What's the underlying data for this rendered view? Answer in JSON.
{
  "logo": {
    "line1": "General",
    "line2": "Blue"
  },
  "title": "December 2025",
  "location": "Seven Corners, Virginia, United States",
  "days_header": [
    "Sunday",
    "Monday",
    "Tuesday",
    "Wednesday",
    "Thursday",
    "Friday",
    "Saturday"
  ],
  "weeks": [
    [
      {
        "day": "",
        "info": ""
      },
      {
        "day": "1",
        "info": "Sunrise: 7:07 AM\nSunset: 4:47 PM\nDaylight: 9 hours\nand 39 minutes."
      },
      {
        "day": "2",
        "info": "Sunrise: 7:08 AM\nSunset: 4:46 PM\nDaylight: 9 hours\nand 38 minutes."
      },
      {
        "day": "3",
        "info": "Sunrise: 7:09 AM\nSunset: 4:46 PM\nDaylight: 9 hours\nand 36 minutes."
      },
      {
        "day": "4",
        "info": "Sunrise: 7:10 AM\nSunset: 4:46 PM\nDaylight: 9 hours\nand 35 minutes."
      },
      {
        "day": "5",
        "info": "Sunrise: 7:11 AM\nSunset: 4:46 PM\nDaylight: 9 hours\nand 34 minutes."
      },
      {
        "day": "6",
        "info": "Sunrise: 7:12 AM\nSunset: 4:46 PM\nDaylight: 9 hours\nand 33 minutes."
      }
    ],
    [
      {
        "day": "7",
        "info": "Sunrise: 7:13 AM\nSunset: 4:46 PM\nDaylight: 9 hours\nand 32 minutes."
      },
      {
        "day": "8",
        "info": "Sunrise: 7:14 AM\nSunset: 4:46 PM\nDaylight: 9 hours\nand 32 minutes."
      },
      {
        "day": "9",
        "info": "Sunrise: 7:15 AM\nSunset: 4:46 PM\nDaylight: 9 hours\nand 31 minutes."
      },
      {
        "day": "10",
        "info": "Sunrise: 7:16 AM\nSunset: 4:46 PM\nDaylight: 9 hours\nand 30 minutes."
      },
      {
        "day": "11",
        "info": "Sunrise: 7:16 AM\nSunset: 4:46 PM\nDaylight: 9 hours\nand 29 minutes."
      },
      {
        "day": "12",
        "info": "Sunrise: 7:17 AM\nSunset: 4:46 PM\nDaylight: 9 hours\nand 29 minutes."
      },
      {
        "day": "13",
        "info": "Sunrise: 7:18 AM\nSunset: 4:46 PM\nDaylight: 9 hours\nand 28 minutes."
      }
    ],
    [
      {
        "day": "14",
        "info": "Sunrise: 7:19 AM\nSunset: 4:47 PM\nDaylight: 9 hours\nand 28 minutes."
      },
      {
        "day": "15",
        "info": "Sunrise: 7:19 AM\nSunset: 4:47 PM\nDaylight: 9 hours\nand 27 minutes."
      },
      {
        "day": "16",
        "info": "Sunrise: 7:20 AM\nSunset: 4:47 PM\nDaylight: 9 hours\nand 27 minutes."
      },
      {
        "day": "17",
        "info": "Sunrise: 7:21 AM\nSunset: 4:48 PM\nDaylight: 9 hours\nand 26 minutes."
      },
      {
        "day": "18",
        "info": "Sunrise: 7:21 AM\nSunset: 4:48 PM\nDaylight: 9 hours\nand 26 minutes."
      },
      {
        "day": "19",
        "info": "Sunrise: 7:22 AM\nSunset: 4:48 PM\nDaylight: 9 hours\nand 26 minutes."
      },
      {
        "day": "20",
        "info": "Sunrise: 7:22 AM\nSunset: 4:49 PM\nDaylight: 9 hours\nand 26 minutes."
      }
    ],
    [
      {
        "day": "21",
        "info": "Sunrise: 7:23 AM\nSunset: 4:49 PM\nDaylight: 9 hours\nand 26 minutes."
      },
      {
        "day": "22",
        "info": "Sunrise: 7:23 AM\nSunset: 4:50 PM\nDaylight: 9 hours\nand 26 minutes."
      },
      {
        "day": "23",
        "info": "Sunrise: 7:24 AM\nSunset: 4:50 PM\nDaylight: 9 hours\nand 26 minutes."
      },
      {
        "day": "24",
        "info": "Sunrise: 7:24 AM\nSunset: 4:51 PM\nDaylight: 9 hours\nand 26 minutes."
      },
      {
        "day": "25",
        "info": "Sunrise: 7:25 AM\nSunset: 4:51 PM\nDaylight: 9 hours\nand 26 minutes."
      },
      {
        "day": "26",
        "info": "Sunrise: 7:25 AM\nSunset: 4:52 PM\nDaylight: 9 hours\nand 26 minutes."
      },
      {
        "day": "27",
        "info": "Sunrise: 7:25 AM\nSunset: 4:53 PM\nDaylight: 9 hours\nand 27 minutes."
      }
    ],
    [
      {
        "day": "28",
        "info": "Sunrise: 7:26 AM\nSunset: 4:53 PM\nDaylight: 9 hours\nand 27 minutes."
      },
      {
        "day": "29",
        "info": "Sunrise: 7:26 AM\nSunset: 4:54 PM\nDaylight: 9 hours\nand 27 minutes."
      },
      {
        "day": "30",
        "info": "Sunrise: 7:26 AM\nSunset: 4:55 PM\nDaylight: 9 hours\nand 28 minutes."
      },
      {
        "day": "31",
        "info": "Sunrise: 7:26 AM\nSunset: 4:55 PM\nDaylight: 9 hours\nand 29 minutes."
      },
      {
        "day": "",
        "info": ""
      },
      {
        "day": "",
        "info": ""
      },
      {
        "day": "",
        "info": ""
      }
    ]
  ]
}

__What is expected__:
Write the entire listing out again, word for word.

__Written solution__:
What's the underlying data for this rendered view? Answer in JSON.
{
  "logo": {
    "line1": "General",
    "line2": "Blue"
  },
  "title": "December 2025",
  "location": "Seven Corners, Virginia, United States",
  "days_header": [
    "Sunday",
    "Monday",
    "Tuesday",
    "Wednesday",
    "Thursday",
    "Friday",
    "Saturday"
  ],
  "weeks": [
    [
      {
        "day": "",
        "info": ""
      },
      {
        "day": "1",
        "info": "Sunrise: 7:07 AM\nSunset: 4:47 PM\nDaylight: 9 hours\nand 39 minutes."
      },
      {
        "day": "2",
        "info": "Sunrise: 7:08 AM\nSunset: 4:46 PM\nDaylight: 9 hours\nand 38 minutes."
      },
      {
        "day": "3",
        "info": "Sunrise: 7:09 AM\nSunset: 4:46 PM\nDaylight: 9 hours\nand 36 minutes."
      },
      {
        "day": "4",
        "info": "Sunrise: 7:10 AM\nSunset: 4:46 PM\nDaylight: 9 hours\nand 35 minutes."
      },
      {
        "day": "5",
        "info": "Sunrise: 7:11 AM\nSunset: 4:46 PM\nDaylight: 9 hours\nand 34 minutes."
      },
      {
        "day": "6",
        "info": "Sunrise: 7:12 AM\nSunset: 4:46 PM\nDaylight: 9 hours\nand 33 minutes."
      }
    ],
    [
      {
        "day": "7",
        "info": "Sunrise: 7:13 AM\nSunset: 4:46 PM\nDaylight: 9 hours\nand 32 minutes."
      },
      {
        "day": "8",
        "info": "Sunrise: 7:14 AM\nSunset: 4:46 PM\nDaylight: 9 hours\nand 32 minutes."
      },
      {
        "day": "9",
        "info": "Sunrise: 7:15 AM\nSunset: 4:46 PM\nDaylight: 9 hours\nand 31 minutes."
      },
      {
        "day": "10",
        "info": "Sunrise: 7:16 AM\nSunset: 4:46 PM\nDaylight: 9 hours\nand 30 minutes."
      },
      {
        "day": "11",
        "info": "Sunrise: 7:16 AM\nSunset: 4:46 PM\nDaylight: 9 hours\nand 29 minutes."
      },
      {
        "day": "12",
        "info": "Sunrise: 7:17 AM\nSunset: 4:46 PM\nDaylight: 9 hours\nand 29 minutes."
      },
      {
        "day": "13",
        "info": "Sunrise: 7:18 AM\nSunset: 4:46 PM\nDaylight: 9 hours\nand 28 minutes."
      }
    ],
    [
      {
        "day": "14",
        "info": "Sunrise: 7:19 AM\nSunset: 4:47 PM\nDaylight: 9 hours\nand 28 minutes."
      },
      {
        "day": "15",
        "info": "Sunrise: 7:19 AM\nSunset: 4:47 PM\nDaylight: 9 hours\nand 27 minutes."
      },
      {
        "day": "16",
        "info": "Sunrise: 7:20 AM\nSunset: 4:47 PM\nDaylight: 9 hours\nand 27 minutes."
      },
      {
        "day": "17",
        "info": "Sunrise: 7:21 AM\nSunset: 4:48 PM\nDaylight: 9 hours\nand 26 minutes."
      },
      {
        "day": "18",
        "info": "Sunrise: 7:21 AM\nSunset: 4:48 PM\nDaylight: 9 hours\nand 26 minutes."
      },
      {
        "day": "19",
        "info": "Sunrise: 7:22 AM\nSunset: 4:48 PM\nDaylight: 9 hours\nand 26 minutes."
      },
      {
        "day": "20",
        "info": "Sunrise: 7:22 AM\nSunset: 4:49 PM\nDaylight: 9 hours\nand 26 minutes."
      }
    ],
    [
      {
        "day": "21",
        "info": "Sunrise: 7:23 AM\nSunset: 4:49 PM\nDaylight: 9 hours\nand 26 minutes."
      },
      {
        "day": "22",
        "info": "Sunrise: 7:23 AM\nSunset: 4:50 PM\nDaylight: 9 hours\nand 26 minutes."
      },
      {
        "day": "23",
        "info": "Sunrise: 7:24 AM\nSunset: 4:50 PM\nDaylight: 9 hours\nand 26 minutes."
      },
      {
        "day": "24",
        "info": "Sunrise: 7:24 AM\nSunset: 4:51 PM\nDaylight: 9 hours\nand 26 minutes."
      },
      {
        "day": "25",
        "info": "Sunrise: 7:25 AM\nSunset: 4:51 PM\nDaylight: 9 hours\nand 26 minutes."
      },
      {
        "day": "26",
        "info": "Sunrise: 7:25 AM\nSunset: 4:52 PM\nDaylight: 9 hours\nand 26 minutes."
      },
      {
        "day": "27",
        "info": "Sunrise: 7:25 AM\nSunset: 4:53 PM\nDaylight: 9 hours\nand 27 minutes."
      }
    ],
    [
      {
        "day": "28",
        "info": "Sunrise: 7:26 AM\nSunset: 4:53 PM\nDaylight: 9 hours\nand 27 minutes."
      },
      {
        "day": "29",
        "info": "Sunrise: 7:26 AM\nSunset: 4:54 PM\nDaylight: 9 hours\nand 27 minutes."
      },
      {
        "day": "30",
        "info": "Sunrise: 7:26 AM\nSunset: 4:55 PM\nDaylight: 9 hours\nand 28 minutes."
      },
      {
        "day": "31",
        "info": "Sunrise: 7:26 AM\nSunset: 4:55 PM\nDaylight: 9 hours\nand 29 minutes."
      },
      {
        "day": "",
        "info": ""
      },
      {
        "day": "",
        "info": ""
      },
      {
        "day": "",
        "info": ""
      }
    ]
  ]
}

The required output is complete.